**What is being asked**
Restate the data word for word and leave the images out.

**Dataset listings of figures**
::::::

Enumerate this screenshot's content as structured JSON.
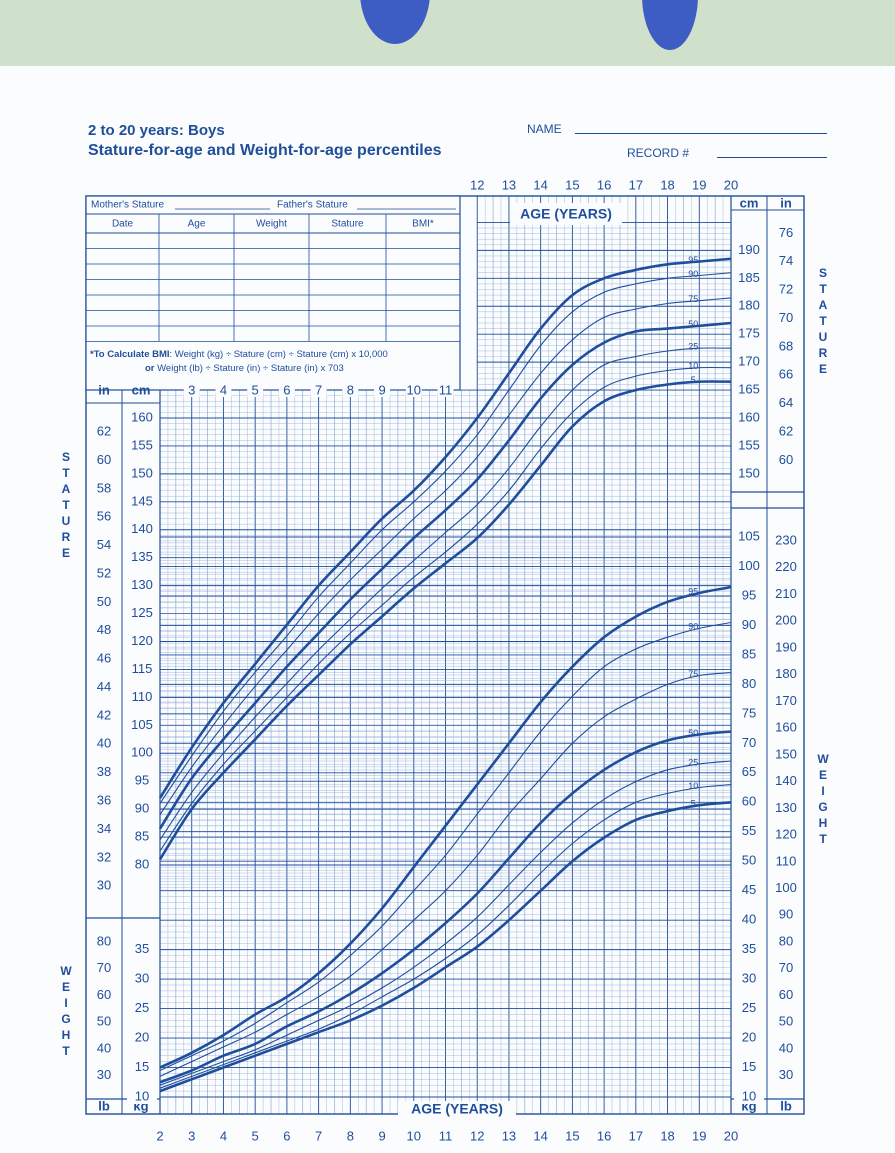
{
  "header": {
    "title_line1": "2 to 20 years: Boys",
    "title_line2": "Stature-for-age and Weight-for-age percentiles",
    "name_label": "NAME",
    "record_label": "RECORD #"
  },
  "record_table": {
    "mother_stature": "Mother's Stature",
    "father_stature": "Father's Stature",
    "columns": [
      "Date",
      "Age",
      "Weight",
      "Stature",
      "BMI*"
    ],
    "bmi_note_bold": "*To Calculate BMI",
    "bmi_note_line1": ": Weight (kg) ÷ Stature (cm) ÷ Stature (cm) x 10,000",
    "bmi_note_or": "or",
    "bmi_note_line2": " Weight (lb) ÷ Stature (in) ÷ Stature (in) x 703"
  },
  "colors": {
    "ink": "#1f4e9c",
    "grid": "#7f9fd6",
    "paper": "#fbfcfd",
    "band": "#cfe0cb",
    "band_blob": "#3d5cc4"
  },
  "chart_data": [
    {
      "type": "line",
      "title": "Stature-for-age",
      "xlabel": "AGE (YEARS)",
      "ylabel": "STATURE",
      "units_left": [
        "in",
        "cm"
      ],
      "units_right": [
        "cm",
        "in"
      ],
      "xlim": [
        2,
        20
      ],
      "ylim": [
        75,
        195
      ],
      "x_ticks_top": [
        12,
        13,
        14,
        15,
        16,
        17,
        18,
        19,
        20
      ],
      "x_ticks_inner": [
        3,
        4,
        5,
        6,
        7,
        8,
        9,
        10,
        11
      ],
      "y_ticks_cm_left": [
        80,
        85,
        90,
        95,
        100,
        105,
        110,
        115,
        120,
        125,
        130,
        135,
        140,
        145,
        150,
        155,
        160
      ],
      "y_ticks_in_left": [
        30,
        32,
        34,
        36,
        38,
        40,
        42,
        44,
        46,
        48,
        50,
        52,
        54,
        56,
        58,
        60,
        62
      ],
      "y_ticks_cm_right": [
        150,
        155,
        160,
        165,
        170,
        175,
        180,
        185,
        190
      ],
      "y_ticks_in_right": [
        60,
        62,
        64,
        66,
        68,
        70,
        72,
        74,
        76
      ],
      "x": [
        2,
        3,
        4,
        5,
        6,
        7,
        8,
        9,
        10,
        11,
        12,
        13,
        14,
        15,
        16,
        17,
        18,
        19,
        20
      ],
      "series": [
        {
          "name": "95",
          "values": [
            92,
            101,
            109,
            116,
            123,
            130,
            136,
            142,
            147,
            153,
            160,
            168,
            176,
            182,
            185,
            186.5,
            187.5,
            188,
            188.5
          ]
        },
        {
          "name": "90",
          "values": [
            91,
            99.5,
            107.5,
            114.5,
            121,
            128,
            134,
            140,
            145,
            150.5,
            157,
            165,
            173,
            179,
            182.5,
            184,
            185,
            185.5,
            186
          ]
        },
        {
          "name": "75",
          "values": [
            89,
            97.5,
            105,
            112,
            118.5,
            125,
            131,
            136.5,
            142,
            147,
            153,
            160.5,
            168,
            174,
            178,
            179.5,
            180.5,
            181,
            181.5
          ]
        },
        {
          "name": "50",
          "values": [
            86.5,
            95.5,
            102.5,
            109,
            115.5,
            121.5,
            127.5,
            133,
            138.5,
            143.5,
            149,
            156,
            163.5,
            169.5,
            173.5,
            175.5,
            176,
            176.5,
            177
          ]
        },
        {
          "name": "25",
          "values": [
            84.5,
            93,
            100,
            106.5,
            112.5,
            118.5,
            124,
            129.5,
            134.5,
            139.5,
            144.5,
            151,
            158.5,
            165,
            169.5,
            171,
            172,
            172.5,
            172.5
          ]
        },
        {
          "name": "10",
          "values": [
            82.5,
            91,
            98,
            104,
            110,
            116,
            121.5,
            126.5,
            131.5,
            136,
            141,
            147,
            154.5,
            161,
            165.5,
            167.5,
            168.5,
            169,
            169
          ]
        },
        {
          "name": "5",
          "values": [
            81,
            90,
            96.5,
            102.5,
            108.5,
            114,
            119.5,
            124.5,
            129.5,
            134,
            138.5,
            144.5,
            151.5,
            158.5,
            163,
            165,
            166,
            166.5,
            166.5
          ]
        }
      ],
      "bold_series": [
        "95",
        "50",
        "5"
      ]
    },
    {
      "type": "line",
      "title": "Weight-for-age",
      "xlabel": "AGE (YEARS)",
      "ylabel": "WEIGHT",
      "units_left": [
        "lb",
        "kg"
      ],
      "units_right": [
        "kg",
        "lb"
      ],
      "xlim": [
        2,
        20
      ],
      "ylim": [
        10,
        105
      ],
      "x_ticks_bottom": [
        2,
        3,
        4,
        5,
        6,
        7,
        8,
        9,
        10,
        11,
        12,
        13,
        14,
        15,
        16,
        17,
        18,
        19,
        20
      ],
      "y_ticks_kg_left": [
        10,
        15,
        20,
        25,
        30,
        35
      ],
      "y_ticks_lb_left": [
        30,
        40,
        50,
        60,
        70,
        80
      ],
      "y_ticks_kg_right": [
        10,
        15,
        20,
        25,
        30,
        35,
        40,
        45,
        50,
        55,
        60,
        65,
        70,
        75,
        80,
        85,
        90,
        95,
        100,
        105
      ],
      "y_ticks_lb_right": [
        30,
        40,
        50,
        60,
        70,
        80,
        90,
        100,
        110,
        120,
        130,
        140,
        150,
        160,
        170,
        180,
        190,
        200,
        210,
        220,
        230
      ],
      "x": [
        2,
        3,
        4,
        5,
        6,
        7,
        8,
        9,
        10,
        11,
        12,
        13,
        14,
        15,
        16,
        17,
        18,
        19,
        20
      ],
      "series": [
        {
          "name": "95",
          "values": [
            15,
            17.5,
            20.5,
            24,
            27,
            31,
            36,
            42,
            49,
            56,
            63,
            70,
            77,
            83,
            88,
            91.5,
            94,
            95.5,
            96.5
          ]
        },
        {
          "name": "90",
          "values": [
            14.5,
            17,
            19.5,
            22.5,
            26,
            29.5,
            34,
            39,
            45,
            51,
            58,
            65,
            72,
            78,
            83,
            86,
            88,
            89.5,
            90.5
          ]
        },
        {
          "name": "75",
          "values": [
            13.5,
            16,
            18.5,
            21,
            24,
            27,
            30.5,
            35,
            40,
            45,
            51,
            58,
            64,
            70,
            74.5,
            77.5,
            80,
            81.5,
            82
          ]
        },
        {
          "name": "50",
          "values": [
            12.5,
            14.5,
            17,
            19,
            22,
            24.5,
            27.5,
            31,
            35,
            39.5,
            44.5,
            50.5,
            56.5,
            61.5,
            65.5,
            68.5,
            70.5,
            71.5,
            72
          ]
        },
        {
          "name": "25",
          "values": [
            12,
            14,
            16,
            18,
            20.5,
            23,
            25.5,
            28.5,
            32,
            36,
            40.5,
            46,
            51.5,
            56.5,
            60.5,
            63.5,
            65.5,
            66.5,
            67
          ]
        },
        {
          "name": "10",
          "values": [
            11.5,
            13.5,
            15.5,
            17.5,
            19.5,
            21.5,
            24,
            27,
            30,
            33.5,
            37.5,
            42.5,
            48,
            53,
            57,
            60,
            61.5,
            62.5,
            63
          ]
        },
        {
          "name": "5",
          "values": [
            11,
            13,
            15,
            17,
            19,
            21,
            23,
            25.5,
            28.5,
            32,
            35.5,
            40,
            45,
            50,
            54,
            57,
            58.5,
            59.5,
            60
          ]
        }
      ],
      "bold_series": [
        "95",
        "50",
        "5"
      ]
    }
  ]
}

::::::

**Solution to the exercise**
Enumerate this screenshot's content as structured JSON.
{
  "header": {
    "title_line1": "2 to 20 years: Boys",
    "title_line2": "Stature-for-age and Weight-for-age percentiles",
    "name_label": "NAME",
    "record_label": "RECORD #"
  },
  "record_table": {
    "mother_stature": "Mother's Stature",
    "father_stature": "Father's Stature",
    "columns": [
      "Date",
      "Age",
      "Weight",
      "Stature",
      "BMI*"
    ],
    "bmi_note_bold": "*To Calculate BMI",
    "bmi_note_line1": ": Weight (kg) ÷ Stature (cm) ÷ Stature (cm) x 10,000",
    "bmi_note_or": "or",
    "bmi_note_line2": " Weight (lb) ÷ Stature (in) ÷ Stature (in) x 703"
  },
  "colors": {
    "ink": "#1f4e9c",
    "grid": "#7f9fd6",
    "paper": "#fbfcfd",
    "band": "#cfe0cb",
    "band_blob": "#3d5cc4"
  },
  "chart_data": [
    {
      "type": "line",
      "title": "Stature-for-age",
      "xlabel": "AGE (YEARS)",
      "ylabel": "STATURE",
      "units_left": [
        "in",
        "cm"
      ],
      "units_right": [
        "cm",
        "in"
      ],
      "xlim": [
        2,
        20
      ],
      "ylim": [
        75,
        195
      ],
      "x_ticks_top": [
        12,
        13,
        14,
        15,
        16,
        17,
        18,
        19,
        20
      ],
      "x_ticks_inner": [
        3,
        4,
        5,
        6,
        7,
        8,
        9,
        10,
        11
      ],
      "y_ticks_cm_left": [
        80,
        85,
        90,
        95,
        100,
        105,
        110,
        115,
        120,
        125,
        130,
        135,
        140,
        145,
        150,
        155,
        160
      ],
      "y_ticks_in_left": [
        30,
        32,
        34,
        36,
        38,
        40,
        42,
        44,
        46,
        48,
        50,
        52,
        54,
        56,
        58,
        60,
        62
      ],
      "y_ticks_cm_right": [
        150,
        155,
        160,
        165,
        170,
        175,
        180,
        185,
        190
      ],
      "y_ticks_in_right": [
        60,
        62,
        64,
        66,
        68,
        70,
        72,
        74,
        76
      ],
      "x": [
        2,
        3,
        4,
        5,
        6,
        7,
        8,
        9,
        10,
        11,
        12,
        13,
        14,
        15,
        16,
        17,
        18,
        19,
        20
      ],
      "series": [
        {
          "name": "95",
          "values": [
            92,
            101,
            109,
            116,
            123,
            130,
            136,
            142,
            147,
            153,
            160,
            168,
            176,
            182,
            185,
            186.5,
            187.5,
            188,
            188.5
          ]
        },
        {
          "name": "90",
          "values": [
            91,
            99.5,
            107.5,
            114.5,
            121,
            128,
            134,
            140,
            145,
            150.5,
            157,
            165,
            173,
            179,
            182.5,
            184,
            185,
            185.5,
            186
          ]
        },
        {
          "name": "75",
          "values": [
            89,
            97.5,
            105,
            112,
            118.5,
            125,
            131,
            136.5,
            142,
            147,
            153,
            160.5,
            168,
            174,
            178,
            179.5,
            180.5,
            181,
            181.5
          ]
        },
        {
          "name": "50",
          "values": [
            86.5,
            95.5,
            102.5,
            109,
            115.5,
            121.5,
            127.5,
            133,
            138.5,
            143.5,
            149,
            156,
            163.5,
            169.5,
            173.5,
            175.5,
            176,
            176.5,
            177
          ]
        },
        {
          "name": "25",
          "values": [
            84.5,
            93,
            100,
            106.5,
            112.5,
            118.5,
            124,
            129.5,
            134.5,
            139.5,
            144.5,
            151,
            158.5,
            165,
            169.5,
            171,
            172,
            172.5,
            172.5
          ]
        },
        {
          "name": "10",
          "values": [
            82.5,
            91,
            98,
            104,
            110,
            116,
            121.5,
            126.5,
            131.5,
            136,
            141,
            147,
            154.5,
            161,
            165.5,
            167.5,
            168.5,
            169,
            169
          ]
        },
        {
          "name": "5",
          "values": [
            81,
            90,
            96.5,
            102.5,
            108.5,
            114,
            119.5,
            124.5,
            129.5,
            134,
            138.5,
            144.5,
            151.5,
            158.5,
            163,
            165,
            166,
            166.5,
            166.5
          ]
        }
      ],
      "bold_series": [
        "95",
        "50",
        "5"
      ]
    },
    {
      "type": "line",
      "title": "Weight-for-age",
      "xlabel": "AGE (YEARS)",
      "ylabel": "WEIGHT",
      "units_left": [
        "lb",
        "kg"
      ],
      "units_right": [
        "kg",
        "lb"
      ],
      "xlim": [
        2,
        20
      ],
      "ylim": [
        10,
        105
      ],
      "x_ticks_bottom": [
        2,
        3,
        4,
        5,
        6,
        7,
        8,
        9,
        10,
        11,
        12,
        13,
        14,
        15,
        16,
        17,
        18,
        19,
        20
      ],
      "y_ticks_kg_left": [
        10,
        15,
        20,
        25,
        30,
        35
      ],
      "y_ticks_lb_left": [
        30,
        40,
        50,
        60,
        70,
        80
      ],
      "y_ticks_kg_right": [
        10,
        15,
        20,
        25,
        30,
        35,
        40,
        45,
        50,
        55,
        60,
        65,
        70,
        75,
        80,
        85,
        90,
        95,
        100,
        105
      ],
      "y_ticks_lb_right": [
        30,
        40,
        50,
        60,
        70,
        80,
        90,
        100,
        110,
        120,
        130,
        140,
        150,
        160,
        170,
        180,
        190,
        200,
        210,
        220,
        230
      ],
      "x": [
        2,
        3,
        4,
        5,
        6,
        7,
        8,
        9,
        10,
        11,
        12,
        13,
        14,
        15,
        16,
        17,
        18,
        19,
        20
      ],
      "series": [
        {
          "name": "95",
          "values": [
            15,
            17.5,
            20.5,
            24,
            27,
            31,
            36,
            42,
            49,
            56,
            63,
            70,
            77,
            83,
            88,
            91.5,
            94,
            95.5,
            96.5
          ]
        },
        {
          "name": "90",
          "values": [
            14.5,
            17,
            19.5,
            22.5,
            26,
            29.5,
            34,
            39,
            45,
            51,
            58,
            65,
            72,
            78,
            83,
            86,
            88,
            89.5,
            90.5
          ]
        },
        {
          "name": "75",
          "values": [
            13.5,
            16,
            18.5,
            21,
            24,
            27,
            30.5,
            35,
            40,
            45,
            51,
            58,
            64,
            70,
            74.5,
            77.5,
            80,
            81.5,
            82
          ]
        },
        {
          "name": "50",
          "values": [
            12.5,
            14.5,
            17,
            19,
            22,
            24.5,
            27.5,
            31,
            35,
            39.5,
            44.5,
            50.5,
            56.5,
            61.5,
            65.5,
            68.5,
            70.5,
            71.5,
            72
          ]
        },
        {
          "name": "25",
          "values": [
            12,
            14,
            16,
            18,
            20.5,
            23,
            25.5,
            28.5,
            32,
            36,
            40.5,
            46,
            51.5,
            56.5,
            60.5,
            63.5,
            65.5,
            66.5,
            67
          ]
        },
        {
          "name": "10",
          "values": [
            11.5,
            13.5,
            15.5,
            17.5,
            19.5,
            21.5,
            24,
            27,
            30,
            33.5,
            37.5,
            42.5,
            48,
            53,
            57,
            60,
            61.5,
            62.5,
            63
          ]
        },
        {
          "name": "5",
          "values": [
            11,
            13,
            15,
            17,
            19,
            21,
            23,
            25.5,
            28.5,
            32,
            35.5,
            40,
            45,
            50,
            54,
            57,
            58.5,
            59.5,
            60
          ]
        }
      ],
      "bold_series": [
        "95",
        "50",
        "5"
      ]
    }
  ]
}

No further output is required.